═══ Passage
Abstract
Aim: The gene expression analysis system is a good tool to identify biomarkers related to prognosis or response predictors of therapy in haematological malignancies. Low density microarrays are an useful technology to obtain genetic expression profiles in different neoplastic disorders. Recently we have designed an oligonucleotide biochip (
Methods: Analytical, prospective study in 49 consecutive CLL patients diagnosed since January 2003 to December 2004 in the Hematology Department of Miguel Servet University Hospital. Zaragoza. Spain. At diagnosis demographic, clinical stage, analytical, immunophenotype expression, genetic aberrations and mutational status of IgVH were collected at electronically data base. Simultaneously, peripheral blood from 20 healthy donors and all CLL patients were collected in PAXgene tubes (PreAnalytix). cDNA was generated from total RNA and double-strand cDNA was used as a template to generate biotinylated cRNA by in vitro transcription using the MEGA-script T7 High Yield Transcription kit (Ambion). Fragmented cRNA was denatured and hybridized using a Ventana Discovery Station (Ventana Medical Systems). Arrays were stained with Cy3-conjugated streptavidin (Amersham Biosciences) and scanned using a ScanArray 4000 scanner (Perkin-Elmer). The data were treated and analyzed by GeneSpring clusters method. The expression profiles were compared and stratified with clinical stability or progression, gender, ZAP 70 expression, associated neoplasia, time free of therapy and response or not to Fludarabine.
══════
═══ Source data
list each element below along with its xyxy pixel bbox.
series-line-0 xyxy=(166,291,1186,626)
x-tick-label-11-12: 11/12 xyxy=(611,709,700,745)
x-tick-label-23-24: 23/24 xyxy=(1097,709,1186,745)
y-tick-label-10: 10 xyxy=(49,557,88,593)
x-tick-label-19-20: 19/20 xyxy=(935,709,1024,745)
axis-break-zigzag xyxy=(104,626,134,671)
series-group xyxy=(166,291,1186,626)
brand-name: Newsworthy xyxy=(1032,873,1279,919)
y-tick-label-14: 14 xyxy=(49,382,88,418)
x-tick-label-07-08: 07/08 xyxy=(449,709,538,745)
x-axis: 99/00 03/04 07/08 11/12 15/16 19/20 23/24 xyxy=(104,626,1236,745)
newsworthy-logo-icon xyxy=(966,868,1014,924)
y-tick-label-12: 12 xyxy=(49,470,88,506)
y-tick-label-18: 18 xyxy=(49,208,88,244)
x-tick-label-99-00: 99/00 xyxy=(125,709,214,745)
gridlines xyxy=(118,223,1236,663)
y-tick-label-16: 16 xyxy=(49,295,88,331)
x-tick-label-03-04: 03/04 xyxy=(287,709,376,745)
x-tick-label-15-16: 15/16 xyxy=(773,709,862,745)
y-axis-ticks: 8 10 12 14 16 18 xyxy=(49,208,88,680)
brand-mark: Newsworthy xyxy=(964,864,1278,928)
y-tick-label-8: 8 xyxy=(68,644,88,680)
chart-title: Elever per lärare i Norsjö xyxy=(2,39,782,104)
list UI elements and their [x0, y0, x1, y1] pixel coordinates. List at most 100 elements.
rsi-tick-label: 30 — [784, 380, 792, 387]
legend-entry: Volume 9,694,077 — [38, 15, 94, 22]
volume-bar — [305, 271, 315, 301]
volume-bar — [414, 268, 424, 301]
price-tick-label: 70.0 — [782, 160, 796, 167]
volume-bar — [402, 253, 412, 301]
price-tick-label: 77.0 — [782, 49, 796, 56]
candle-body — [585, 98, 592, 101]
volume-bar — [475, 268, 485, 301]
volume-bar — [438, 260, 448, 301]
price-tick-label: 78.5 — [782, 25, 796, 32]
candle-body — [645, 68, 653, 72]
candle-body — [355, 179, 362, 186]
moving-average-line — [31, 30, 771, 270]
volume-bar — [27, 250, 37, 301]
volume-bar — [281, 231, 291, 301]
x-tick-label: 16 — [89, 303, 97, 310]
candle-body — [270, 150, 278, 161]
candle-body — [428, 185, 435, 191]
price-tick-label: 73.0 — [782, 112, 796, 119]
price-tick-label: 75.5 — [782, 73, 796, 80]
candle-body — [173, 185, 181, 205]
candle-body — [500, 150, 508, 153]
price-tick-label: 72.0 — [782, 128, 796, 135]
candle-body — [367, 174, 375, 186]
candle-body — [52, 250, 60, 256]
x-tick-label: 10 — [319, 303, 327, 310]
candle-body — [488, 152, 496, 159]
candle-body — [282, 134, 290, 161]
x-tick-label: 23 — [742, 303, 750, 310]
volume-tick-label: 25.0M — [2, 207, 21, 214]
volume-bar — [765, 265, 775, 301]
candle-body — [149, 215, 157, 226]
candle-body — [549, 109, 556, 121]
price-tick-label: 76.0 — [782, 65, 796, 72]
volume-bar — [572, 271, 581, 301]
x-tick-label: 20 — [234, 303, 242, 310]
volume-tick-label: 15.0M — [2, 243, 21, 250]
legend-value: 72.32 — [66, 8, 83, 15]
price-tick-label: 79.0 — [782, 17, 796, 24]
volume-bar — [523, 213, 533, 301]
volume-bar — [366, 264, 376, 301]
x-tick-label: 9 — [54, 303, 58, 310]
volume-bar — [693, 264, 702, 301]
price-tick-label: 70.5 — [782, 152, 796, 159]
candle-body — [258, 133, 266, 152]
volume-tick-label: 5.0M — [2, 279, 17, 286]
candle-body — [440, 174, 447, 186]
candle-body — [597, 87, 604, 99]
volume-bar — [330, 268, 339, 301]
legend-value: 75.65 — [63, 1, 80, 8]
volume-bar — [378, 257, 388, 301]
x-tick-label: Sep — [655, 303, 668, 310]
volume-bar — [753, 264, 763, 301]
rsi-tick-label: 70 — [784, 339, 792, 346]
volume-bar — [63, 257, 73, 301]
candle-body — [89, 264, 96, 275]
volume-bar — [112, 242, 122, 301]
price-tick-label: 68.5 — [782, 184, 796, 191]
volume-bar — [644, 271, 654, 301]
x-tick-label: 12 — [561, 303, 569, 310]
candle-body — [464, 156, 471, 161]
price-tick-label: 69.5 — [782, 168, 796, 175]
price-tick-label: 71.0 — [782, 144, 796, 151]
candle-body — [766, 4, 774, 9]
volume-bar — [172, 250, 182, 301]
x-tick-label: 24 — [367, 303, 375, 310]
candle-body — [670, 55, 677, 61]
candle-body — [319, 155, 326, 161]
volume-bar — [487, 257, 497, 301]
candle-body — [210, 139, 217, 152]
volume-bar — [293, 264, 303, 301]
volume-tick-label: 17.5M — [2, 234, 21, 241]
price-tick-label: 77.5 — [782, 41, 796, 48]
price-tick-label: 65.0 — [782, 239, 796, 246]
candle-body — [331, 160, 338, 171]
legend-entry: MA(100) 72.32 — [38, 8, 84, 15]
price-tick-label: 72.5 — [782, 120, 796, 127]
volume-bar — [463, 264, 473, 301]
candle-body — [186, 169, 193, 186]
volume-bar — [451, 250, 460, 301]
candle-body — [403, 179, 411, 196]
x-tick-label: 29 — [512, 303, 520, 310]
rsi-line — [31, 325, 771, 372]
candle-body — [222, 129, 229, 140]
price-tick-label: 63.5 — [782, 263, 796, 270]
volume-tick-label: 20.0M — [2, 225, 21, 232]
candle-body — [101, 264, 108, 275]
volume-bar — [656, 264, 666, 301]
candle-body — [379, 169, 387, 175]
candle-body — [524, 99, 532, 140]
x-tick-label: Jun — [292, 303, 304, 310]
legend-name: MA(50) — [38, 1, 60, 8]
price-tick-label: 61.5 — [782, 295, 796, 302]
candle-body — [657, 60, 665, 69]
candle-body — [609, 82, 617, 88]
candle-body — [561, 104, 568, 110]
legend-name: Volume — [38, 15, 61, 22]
══════
__Parts of the exercise__:
**a)** Decide whether each statement agrees with the CLL gene expression abstract. Answer yes or no for each and quote the words of the abstract that decide it.
(i) The study included 49 consecutive CLL patients.
(ii) Peripheral blood was collected in PAXgene tubes from the CLL patients but not from the healthy donors.
(iii) The arrays were scanned with a Ventana Discovery Station.
**b)** Continue the CLL gene expression abstract, starting right after its final sentence.

__Replies__:
**a)**
(i) Yes: "Analytical, prospective study in 49 consecutive CLL patients"
(ii) No: "peripheral blood from 20 healthy donors and all CLL patients were collected in PAXgene tubes (PreAnalytix)"
(iii) No: "scanned using a ScanArray 4000 scanner (Perkin-Elmer)"

**b)**
Results: The Hematochip has identified 9 probes obtained with filtered data and statistical significance (p<0.01), related to stable or progressive disease. The results had been validated by RT-PCR.
Comments: the study of genetic profiles by Hematochip could be a useful analysis to predict the stability or progression of CLL patients at diagnosis. Further studies analyzing more cases will be necessary in order to validate these results. This work has been partially sponsorized by grants: Mutua Madrilena del Automovil, Fundacion para el Estudio de la Hematologia y Hemoterapia de Aragon and I+CS.
Author notes
Disclosure: No relevant conflicts of interest to declare.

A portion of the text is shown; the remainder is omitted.